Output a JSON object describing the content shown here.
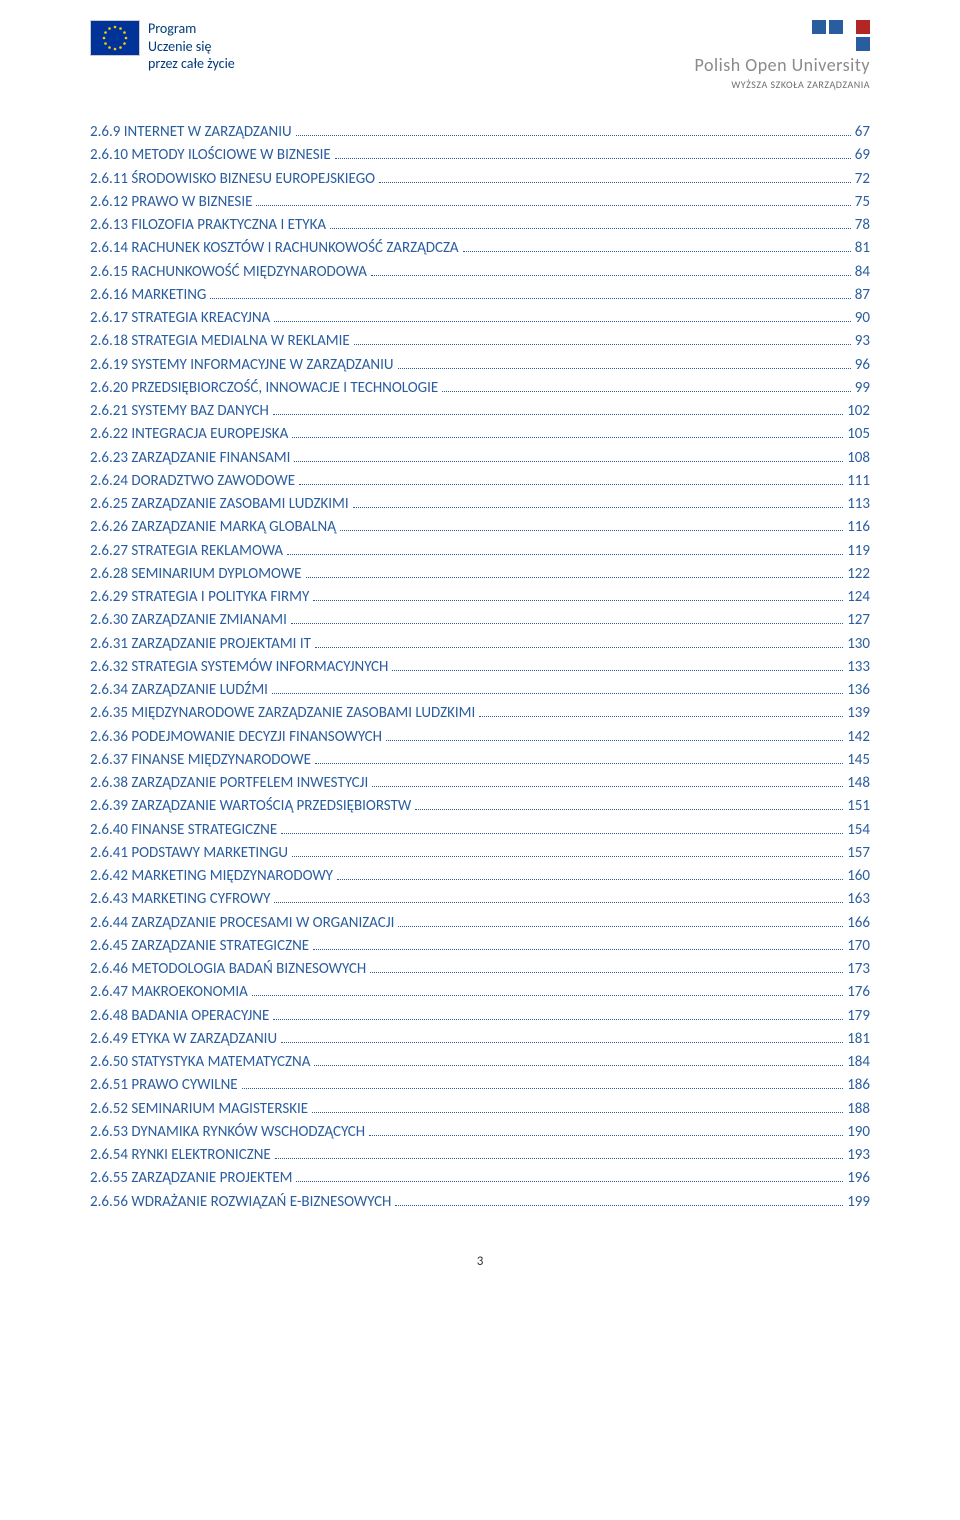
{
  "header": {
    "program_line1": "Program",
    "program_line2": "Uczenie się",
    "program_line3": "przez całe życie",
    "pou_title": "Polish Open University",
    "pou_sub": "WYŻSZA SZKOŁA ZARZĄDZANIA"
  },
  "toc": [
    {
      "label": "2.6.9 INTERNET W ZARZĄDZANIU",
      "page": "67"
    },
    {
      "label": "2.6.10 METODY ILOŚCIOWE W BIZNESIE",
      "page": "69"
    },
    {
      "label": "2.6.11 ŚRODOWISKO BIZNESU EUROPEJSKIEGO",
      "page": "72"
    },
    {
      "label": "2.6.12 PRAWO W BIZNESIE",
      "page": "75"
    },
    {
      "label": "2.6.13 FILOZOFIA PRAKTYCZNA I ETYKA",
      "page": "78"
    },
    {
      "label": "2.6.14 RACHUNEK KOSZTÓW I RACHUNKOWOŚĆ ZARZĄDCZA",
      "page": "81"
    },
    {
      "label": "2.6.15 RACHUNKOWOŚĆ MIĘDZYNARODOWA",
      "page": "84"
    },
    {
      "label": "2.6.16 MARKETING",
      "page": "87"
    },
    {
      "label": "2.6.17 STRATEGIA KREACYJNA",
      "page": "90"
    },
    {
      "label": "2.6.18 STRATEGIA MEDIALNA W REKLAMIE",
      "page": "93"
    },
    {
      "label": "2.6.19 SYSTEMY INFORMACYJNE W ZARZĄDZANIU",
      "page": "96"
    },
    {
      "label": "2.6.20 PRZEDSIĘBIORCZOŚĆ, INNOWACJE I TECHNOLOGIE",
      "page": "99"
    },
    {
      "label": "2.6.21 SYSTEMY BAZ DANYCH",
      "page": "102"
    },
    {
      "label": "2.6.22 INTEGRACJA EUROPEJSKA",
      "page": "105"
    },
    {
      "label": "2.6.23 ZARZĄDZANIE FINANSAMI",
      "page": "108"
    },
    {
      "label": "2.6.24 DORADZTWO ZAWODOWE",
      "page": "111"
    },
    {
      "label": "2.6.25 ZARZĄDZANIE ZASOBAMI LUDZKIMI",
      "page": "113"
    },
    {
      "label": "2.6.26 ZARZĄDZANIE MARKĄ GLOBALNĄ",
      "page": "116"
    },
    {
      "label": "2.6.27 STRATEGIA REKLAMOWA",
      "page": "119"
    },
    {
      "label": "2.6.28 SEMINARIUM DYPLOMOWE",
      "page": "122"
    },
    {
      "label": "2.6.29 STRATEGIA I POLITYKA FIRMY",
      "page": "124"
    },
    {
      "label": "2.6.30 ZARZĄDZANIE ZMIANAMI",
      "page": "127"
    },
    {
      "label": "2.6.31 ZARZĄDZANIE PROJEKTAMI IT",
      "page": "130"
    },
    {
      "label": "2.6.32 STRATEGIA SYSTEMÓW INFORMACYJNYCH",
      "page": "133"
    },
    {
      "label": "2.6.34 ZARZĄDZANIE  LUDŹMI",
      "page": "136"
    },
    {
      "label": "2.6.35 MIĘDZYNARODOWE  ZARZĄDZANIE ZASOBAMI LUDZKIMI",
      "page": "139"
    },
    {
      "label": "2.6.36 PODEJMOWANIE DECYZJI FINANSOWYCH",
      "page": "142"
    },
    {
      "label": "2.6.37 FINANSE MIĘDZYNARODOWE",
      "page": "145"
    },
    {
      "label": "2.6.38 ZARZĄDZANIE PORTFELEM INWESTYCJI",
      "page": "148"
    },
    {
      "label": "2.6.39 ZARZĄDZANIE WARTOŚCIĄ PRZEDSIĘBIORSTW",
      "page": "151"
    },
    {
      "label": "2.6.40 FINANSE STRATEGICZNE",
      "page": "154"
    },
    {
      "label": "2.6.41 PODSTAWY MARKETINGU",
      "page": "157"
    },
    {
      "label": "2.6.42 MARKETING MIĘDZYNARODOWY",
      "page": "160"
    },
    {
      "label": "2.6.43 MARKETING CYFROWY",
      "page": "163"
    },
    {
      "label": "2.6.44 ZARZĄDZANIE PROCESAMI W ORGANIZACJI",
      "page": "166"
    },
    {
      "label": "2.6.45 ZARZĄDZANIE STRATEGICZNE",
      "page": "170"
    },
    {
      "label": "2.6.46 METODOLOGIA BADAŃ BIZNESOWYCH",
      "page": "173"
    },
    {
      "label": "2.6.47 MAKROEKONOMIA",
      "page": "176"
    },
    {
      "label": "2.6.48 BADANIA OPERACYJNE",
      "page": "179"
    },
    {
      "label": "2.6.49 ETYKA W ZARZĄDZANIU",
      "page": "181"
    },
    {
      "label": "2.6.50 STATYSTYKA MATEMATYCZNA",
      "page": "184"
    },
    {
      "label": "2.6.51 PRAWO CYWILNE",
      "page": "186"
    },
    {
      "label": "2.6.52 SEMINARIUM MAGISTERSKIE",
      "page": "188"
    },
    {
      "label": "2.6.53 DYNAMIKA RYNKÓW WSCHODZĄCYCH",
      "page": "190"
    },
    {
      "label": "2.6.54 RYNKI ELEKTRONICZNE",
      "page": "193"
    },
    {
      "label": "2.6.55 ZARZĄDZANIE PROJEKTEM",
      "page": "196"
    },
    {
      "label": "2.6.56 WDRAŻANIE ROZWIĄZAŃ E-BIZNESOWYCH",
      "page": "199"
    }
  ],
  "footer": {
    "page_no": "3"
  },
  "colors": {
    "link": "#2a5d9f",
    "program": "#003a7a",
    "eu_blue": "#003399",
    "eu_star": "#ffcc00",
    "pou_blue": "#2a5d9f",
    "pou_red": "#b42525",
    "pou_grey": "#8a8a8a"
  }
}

## TASK:
Scan the material and collect every line that contains "ZARZĄDZANIU".

## WRITTEN RESPONSE:
      "label": "2.6.9 INTERNET W ZARZĄDZANIU",
      "label": "2.6.19 SYSTEMY INFORMACYJNE W ZARZĄDZANIU",
      "label": "2.6.49 ETYKA W ZARZĄDZANIU",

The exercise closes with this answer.